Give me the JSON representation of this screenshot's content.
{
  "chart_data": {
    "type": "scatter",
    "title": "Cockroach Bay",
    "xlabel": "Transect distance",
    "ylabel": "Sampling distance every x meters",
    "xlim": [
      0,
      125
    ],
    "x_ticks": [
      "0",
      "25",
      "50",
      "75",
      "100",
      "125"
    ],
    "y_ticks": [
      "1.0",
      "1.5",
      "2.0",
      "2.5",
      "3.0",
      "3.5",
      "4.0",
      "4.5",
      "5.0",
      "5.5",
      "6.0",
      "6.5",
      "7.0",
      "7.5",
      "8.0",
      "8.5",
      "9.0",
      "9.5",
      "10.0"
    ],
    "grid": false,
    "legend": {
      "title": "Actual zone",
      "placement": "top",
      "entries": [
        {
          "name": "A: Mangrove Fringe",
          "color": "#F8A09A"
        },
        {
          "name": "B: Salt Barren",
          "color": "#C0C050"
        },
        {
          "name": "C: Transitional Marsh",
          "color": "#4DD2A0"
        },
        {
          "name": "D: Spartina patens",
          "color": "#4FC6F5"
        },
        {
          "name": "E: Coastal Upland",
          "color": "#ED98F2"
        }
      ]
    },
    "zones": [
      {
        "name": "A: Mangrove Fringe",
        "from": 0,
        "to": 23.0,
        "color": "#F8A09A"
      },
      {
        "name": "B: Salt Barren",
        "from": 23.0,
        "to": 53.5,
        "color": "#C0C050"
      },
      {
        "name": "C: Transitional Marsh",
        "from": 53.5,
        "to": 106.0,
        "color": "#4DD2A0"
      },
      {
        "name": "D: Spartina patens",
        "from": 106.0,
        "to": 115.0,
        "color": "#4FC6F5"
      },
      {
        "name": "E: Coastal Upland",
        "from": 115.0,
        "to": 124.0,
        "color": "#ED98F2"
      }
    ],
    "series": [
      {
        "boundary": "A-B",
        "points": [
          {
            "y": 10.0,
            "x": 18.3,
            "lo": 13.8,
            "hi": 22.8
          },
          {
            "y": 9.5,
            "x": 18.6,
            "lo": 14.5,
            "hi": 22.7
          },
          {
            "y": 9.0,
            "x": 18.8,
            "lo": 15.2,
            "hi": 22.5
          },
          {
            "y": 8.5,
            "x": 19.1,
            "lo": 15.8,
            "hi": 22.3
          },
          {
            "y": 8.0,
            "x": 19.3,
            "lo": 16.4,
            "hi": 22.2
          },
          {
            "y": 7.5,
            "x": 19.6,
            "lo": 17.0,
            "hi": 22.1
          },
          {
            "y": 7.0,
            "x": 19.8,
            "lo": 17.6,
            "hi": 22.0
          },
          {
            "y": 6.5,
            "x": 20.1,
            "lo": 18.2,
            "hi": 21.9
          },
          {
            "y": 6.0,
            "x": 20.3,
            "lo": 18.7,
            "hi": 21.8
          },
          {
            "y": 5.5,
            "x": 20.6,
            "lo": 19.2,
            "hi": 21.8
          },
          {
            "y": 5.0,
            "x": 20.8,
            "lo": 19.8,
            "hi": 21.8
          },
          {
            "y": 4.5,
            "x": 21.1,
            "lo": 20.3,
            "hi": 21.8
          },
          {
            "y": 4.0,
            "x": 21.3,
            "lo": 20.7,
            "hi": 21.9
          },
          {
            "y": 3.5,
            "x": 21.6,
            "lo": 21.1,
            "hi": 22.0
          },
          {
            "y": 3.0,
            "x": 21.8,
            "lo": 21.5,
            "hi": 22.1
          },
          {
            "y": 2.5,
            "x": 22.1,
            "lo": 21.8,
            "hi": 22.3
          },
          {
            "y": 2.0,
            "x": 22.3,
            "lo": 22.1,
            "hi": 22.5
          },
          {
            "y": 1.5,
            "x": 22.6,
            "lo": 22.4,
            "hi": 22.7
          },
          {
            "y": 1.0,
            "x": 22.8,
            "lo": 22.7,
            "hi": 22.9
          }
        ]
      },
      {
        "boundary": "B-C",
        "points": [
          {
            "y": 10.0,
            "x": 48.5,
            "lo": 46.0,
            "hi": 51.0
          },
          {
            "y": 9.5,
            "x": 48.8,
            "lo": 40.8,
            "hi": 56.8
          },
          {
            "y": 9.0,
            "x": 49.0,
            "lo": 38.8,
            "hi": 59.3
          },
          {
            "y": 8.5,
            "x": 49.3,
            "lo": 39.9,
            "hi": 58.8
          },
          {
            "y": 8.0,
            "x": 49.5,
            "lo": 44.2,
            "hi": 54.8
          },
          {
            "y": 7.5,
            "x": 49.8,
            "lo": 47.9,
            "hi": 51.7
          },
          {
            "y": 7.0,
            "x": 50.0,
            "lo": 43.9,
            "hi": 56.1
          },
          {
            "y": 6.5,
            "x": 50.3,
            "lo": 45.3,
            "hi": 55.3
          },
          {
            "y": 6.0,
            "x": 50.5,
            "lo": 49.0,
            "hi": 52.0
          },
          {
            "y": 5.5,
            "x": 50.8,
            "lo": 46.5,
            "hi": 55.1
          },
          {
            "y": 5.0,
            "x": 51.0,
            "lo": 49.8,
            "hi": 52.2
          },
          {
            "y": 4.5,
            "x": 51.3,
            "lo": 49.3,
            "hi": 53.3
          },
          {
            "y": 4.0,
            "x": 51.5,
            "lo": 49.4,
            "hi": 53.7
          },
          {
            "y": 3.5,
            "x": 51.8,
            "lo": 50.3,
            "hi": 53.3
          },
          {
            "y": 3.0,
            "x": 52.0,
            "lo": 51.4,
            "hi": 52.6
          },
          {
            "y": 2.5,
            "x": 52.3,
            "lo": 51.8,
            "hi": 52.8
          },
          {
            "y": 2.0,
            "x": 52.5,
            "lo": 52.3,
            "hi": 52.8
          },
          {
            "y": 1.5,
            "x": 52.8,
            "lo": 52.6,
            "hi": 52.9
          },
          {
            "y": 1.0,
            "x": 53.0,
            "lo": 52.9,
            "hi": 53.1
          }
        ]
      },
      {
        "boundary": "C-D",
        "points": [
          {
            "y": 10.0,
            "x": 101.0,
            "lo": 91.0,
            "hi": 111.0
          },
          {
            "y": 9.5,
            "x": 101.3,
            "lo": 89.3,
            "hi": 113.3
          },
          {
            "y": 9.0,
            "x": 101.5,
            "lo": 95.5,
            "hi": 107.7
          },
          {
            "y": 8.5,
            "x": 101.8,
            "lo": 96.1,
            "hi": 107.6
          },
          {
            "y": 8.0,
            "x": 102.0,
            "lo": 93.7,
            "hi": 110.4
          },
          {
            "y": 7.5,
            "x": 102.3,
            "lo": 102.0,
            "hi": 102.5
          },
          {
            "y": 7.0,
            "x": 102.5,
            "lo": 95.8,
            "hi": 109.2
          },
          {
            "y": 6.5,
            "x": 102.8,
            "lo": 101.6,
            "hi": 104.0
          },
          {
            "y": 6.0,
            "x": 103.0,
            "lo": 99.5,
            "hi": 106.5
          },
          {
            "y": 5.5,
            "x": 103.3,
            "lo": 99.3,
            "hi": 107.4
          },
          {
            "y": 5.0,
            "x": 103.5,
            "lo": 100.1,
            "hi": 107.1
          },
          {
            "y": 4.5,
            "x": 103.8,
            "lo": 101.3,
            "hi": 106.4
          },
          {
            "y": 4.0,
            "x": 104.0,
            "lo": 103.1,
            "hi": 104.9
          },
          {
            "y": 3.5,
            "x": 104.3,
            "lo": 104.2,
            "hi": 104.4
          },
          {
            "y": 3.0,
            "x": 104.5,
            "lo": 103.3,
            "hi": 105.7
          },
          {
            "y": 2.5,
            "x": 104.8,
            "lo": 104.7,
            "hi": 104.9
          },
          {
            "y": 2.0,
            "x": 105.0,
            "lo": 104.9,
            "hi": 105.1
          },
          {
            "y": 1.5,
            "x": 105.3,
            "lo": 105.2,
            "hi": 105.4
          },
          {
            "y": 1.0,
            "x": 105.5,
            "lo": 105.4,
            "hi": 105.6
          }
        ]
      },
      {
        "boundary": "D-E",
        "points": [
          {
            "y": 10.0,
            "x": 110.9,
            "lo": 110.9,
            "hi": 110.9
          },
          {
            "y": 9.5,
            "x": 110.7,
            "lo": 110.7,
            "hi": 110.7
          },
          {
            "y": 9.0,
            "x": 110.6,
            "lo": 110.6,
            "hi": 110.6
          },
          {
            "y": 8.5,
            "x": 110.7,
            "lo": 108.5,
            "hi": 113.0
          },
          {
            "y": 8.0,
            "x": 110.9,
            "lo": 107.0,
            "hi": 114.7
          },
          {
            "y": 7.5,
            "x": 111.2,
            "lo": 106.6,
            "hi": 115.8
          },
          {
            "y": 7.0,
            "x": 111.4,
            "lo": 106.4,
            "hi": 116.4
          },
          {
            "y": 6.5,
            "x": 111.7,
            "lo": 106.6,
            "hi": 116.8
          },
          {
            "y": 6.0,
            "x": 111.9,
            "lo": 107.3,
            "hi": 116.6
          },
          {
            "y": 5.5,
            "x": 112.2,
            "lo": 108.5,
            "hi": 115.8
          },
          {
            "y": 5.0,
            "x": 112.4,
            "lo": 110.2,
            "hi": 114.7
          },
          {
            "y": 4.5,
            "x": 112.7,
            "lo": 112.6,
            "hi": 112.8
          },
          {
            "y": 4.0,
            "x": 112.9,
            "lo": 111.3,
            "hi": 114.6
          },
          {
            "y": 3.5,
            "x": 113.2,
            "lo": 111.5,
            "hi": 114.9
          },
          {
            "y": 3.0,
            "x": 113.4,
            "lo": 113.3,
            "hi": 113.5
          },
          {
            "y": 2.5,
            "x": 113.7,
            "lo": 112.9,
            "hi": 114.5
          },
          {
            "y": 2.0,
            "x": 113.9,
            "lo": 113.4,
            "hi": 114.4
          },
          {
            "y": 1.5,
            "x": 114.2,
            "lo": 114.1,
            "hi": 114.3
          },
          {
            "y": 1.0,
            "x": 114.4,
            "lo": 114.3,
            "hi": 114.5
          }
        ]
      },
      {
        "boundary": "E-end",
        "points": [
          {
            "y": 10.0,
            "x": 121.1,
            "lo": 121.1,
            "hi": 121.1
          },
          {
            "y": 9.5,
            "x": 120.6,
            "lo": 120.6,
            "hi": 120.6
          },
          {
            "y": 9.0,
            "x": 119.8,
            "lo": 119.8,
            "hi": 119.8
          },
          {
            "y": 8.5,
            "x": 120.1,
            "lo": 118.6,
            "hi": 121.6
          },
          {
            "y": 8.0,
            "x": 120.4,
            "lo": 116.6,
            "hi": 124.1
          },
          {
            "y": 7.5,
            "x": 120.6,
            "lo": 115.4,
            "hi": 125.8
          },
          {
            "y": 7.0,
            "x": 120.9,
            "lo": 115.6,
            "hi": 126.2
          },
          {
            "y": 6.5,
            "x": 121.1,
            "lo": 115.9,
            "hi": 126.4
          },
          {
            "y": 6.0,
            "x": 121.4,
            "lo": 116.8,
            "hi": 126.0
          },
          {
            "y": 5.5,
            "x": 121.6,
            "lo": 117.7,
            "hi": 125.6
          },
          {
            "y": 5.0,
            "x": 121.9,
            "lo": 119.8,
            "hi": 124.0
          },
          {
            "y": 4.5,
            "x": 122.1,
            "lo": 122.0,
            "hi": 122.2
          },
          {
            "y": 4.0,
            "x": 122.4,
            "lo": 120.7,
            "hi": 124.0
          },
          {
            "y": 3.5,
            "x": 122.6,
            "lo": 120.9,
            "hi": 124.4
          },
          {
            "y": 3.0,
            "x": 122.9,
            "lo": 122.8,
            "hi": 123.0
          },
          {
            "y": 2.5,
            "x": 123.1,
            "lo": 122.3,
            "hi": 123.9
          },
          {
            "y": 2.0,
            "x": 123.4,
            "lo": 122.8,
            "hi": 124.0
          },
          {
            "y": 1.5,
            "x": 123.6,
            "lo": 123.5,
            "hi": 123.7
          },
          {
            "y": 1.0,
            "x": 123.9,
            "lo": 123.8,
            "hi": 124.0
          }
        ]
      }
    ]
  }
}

Exercise details: Copy out every line holding the string "title".

Correct output:
    "title": "Cockroach Bay",
      "title": "Actual zone",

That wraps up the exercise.